» Stated exercise: Turn the stretch of records from the first line through the line containing "wireframe-shading-icon[interactable] [1016, 49, 1036, 67]" into a Markdown table with a "Row" column for the row number and a "Line" column for the line itself. Leave out any blank lines.

(Dataset rows)
● ● ● ● ● ● ●

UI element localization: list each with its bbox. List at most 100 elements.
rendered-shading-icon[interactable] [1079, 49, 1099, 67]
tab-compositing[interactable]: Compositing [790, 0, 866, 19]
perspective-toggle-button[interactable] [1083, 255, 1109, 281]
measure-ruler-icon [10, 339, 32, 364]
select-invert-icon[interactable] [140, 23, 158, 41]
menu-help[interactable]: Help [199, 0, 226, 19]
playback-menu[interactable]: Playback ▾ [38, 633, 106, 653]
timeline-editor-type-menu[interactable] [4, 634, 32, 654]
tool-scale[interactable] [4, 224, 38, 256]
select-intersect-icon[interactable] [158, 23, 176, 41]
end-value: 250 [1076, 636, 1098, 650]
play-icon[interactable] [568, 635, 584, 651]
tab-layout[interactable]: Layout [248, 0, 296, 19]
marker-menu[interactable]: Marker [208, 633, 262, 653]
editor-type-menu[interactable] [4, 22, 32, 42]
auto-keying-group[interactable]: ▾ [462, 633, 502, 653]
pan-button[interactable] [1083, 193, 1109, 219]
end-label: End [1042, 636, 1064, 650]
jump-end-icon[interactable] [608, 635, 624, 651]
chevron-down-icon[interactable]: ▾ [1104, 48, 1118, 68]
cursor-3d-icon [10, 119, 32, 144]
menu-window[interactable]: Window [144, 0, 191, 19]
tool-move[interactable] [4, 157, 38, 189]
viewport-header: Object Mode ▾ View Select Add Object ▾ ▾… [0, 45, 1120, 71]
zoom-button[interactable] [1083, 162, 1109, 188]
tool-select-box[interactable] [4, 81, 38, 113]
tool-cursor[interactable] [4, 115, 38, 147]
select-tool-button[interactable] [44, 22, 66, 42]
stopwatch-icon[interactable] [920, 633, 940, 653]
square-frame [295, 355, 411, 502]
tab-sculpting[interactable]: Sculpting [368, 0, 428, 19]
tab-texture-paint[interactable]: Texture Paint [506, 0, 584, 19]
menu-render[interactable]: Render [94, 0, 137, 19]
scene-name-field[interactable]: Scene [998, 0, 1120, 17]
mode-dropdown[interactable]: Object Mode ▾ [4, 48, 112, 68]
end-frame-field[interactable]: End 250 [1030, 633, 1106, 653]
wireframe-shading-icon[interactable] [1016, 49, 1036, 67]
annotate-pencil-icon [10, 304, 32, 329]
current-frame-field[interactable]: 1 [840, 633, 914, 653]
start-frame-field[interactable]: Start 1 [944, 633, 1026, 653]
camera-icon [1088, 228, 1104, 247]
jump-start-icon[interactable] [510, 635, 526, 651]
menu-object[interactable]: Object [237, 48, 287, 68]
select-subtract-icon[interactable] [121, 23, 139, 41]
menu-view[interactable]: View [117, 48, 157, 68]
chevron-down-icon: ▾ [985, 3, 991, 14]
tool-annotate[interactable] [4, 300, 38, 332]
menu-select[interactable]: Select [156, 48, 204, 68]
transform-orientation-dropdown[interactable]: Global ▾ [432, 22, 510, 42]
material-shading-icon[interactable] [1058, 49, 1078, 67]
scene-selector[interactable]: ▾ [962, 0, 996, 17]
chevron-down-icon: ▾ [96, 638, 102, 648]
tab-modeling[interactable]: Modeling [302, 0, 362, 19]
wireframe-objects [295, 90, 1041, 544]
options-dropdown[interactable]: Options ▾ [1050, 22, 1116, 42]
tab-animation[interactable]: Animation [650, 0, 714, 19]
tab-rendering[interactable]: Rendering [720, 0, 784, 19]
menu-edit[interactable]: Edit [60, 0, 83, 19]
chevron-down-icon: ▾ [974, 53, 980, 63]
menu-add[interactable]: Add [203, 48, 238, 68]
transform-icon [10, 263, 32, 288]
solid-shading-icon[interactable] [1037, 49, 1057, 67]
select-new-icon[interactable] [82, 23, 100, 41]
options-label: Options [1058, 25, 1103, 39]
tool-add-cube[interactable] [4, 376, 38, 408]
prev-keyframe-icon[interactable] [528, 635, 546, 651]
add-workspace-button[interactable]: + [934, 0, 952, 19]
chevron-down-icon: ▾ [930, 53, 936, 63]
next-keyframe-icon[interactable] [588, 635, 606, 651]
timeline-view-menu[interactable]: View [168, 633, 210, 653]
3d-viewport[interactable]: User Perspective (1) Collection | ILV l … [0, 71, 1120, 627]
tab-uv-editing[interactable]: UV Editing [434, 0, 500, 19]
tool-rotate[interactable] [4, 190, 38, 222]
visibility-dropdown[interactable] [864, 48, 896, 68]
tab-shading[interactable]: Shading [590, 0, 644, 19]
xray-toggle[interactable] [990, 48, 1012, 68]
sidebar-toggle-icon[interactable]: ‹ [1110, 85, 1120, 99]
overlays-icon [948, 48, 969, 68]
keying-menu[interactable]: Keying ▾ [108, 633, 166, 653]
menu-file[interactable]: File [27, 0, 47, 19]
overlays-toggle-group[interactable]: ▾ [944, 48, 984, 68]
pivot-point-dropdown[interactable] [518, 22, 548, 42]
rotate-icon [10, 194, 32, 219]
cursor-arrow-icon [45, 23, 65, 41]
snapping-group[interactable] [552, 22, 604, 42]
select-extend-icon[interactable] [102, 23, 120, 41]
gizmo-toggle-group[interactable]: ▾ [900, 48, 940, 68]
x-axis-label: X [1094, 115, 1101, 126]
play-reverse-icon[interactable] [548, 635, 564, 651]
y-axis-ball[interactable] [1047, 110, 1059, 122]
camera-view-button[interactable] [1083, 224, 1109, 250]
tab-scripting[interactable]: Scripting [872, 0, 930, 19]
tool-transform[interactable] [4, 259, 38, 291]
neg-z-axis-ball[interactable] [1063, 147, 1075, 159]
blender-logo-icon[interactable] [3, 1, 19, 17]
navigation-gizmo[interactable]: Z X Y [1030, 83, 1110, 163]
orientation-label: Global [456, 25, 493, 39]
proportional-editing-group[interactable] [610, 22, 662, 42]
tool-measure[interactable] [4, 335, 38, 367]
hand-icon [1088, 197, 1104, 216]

● ● ● ● ● ● ●

» Solution:
| Row | Line |
|---|---|
| 1 | UI element localization: list each with its bbox. List at most 100 elements. |
| 2 | rendered-shading-icon[interactable] [1079, 49, 1099, 67] |
| 3 | tab-compositing[interactable]: Compositing [790, 0, 866, 19] |
| 4 | perspective-toggle-button[interactable] [1083, 255, 1109, 281] |
| 5 | measure-ruler-icon [10, 339, 32, 364] |
| 6 | select-invert-icon[interactable] [140, 23, 158, 41] |
| 7 | menu-help[interactable]: Help [199, 0, 226, 19] |
| 8 | playback-menu[interactable]: Playback ▾ [38, 633, 106, 653] |
| 9 | timeline-editor-type-menu[interactable] [4, 634, 32, 654] |
| 10 | tool-scale[interactable] [4, 224, 38, 256] |
| 11 | select-intersect-icon[interactable] [158, 23, 176, 41] |
| 12 | end-value: 250 [1076, 636, 1098, 650] |
| 13 | play-icon[interactable] [568, 635, 584, 651] |
| 14 | tab-layout[interactable]: Layout [248, 0, 296, 19] |
| 15 | marker-menu[interactable]: Marker [208, 633, 262, 653] |
| 16 | editor-type-menu[interactable] [4, 22, 32, 42] |
| 17 | auto-keying-group[interactable]: ▾ [462, 633, 502, 653] |
| 18 | pan-button[interactable] [1083, 193, 1109, 219] |
| 19 | end-label: End [1042, 636, 1064, 650] |
| 20 | jump-end-icon[interactable] [608, 635, 624, 651] |
| 21 | chevron-down-icon[interactable]: ▾ [1104, 48, 1118, 68] |
| 22 | cursor-3d-icon [10, 119, 32, 144] |
| 23 | menu-window[interactable]: Window [144, 0, 191, 19] |
| 24 | tool-move[interactable] [4, 157, 38, 189] |
| 25 | viewport-header: Object Mode ▾ View Select Add Object ▾ ▾… [0, 45, 1120, 71] |
| 26 | zoom-button[interactable] [1083, 162, 1109, 188] |
| 27 | tool-select-box[interactable] [4, 81, 38, 113] |
| 28 | tool-cursor[interactable] [4, 115, 38, 147] |
| 29 | select-tool-button[interactable] [44, 22, 66, 42] |
| 30 | stopwatch-icon[interactable] [920, 633, 940, 653] |
| 31 | square-frame [295, 355, 411, 502] |
| 32 | tab-sculpting[interactable]: Sculpting [368, 0, 428, 19] |
| 33 | tab-texture-paint[interactable]: Texture Paint [506, 0, 584, 19] |
| 34 | menu-render[interactable]: Render [94, 0, 137, 19] |
| 35 | scene-name-field[interactable]: Scene [998, 0, 1120, 17] |
| 36 | mode-dropdown[interactable]: Object Mode ▾ [4, 48, 112, 68] |
| 37 | end-frame-field[interactable]: End 250 [1030, 633, 1106, 653] |
| 38 | wireframe-shading-icon[interactable] [1016, 49, 1036, 67] |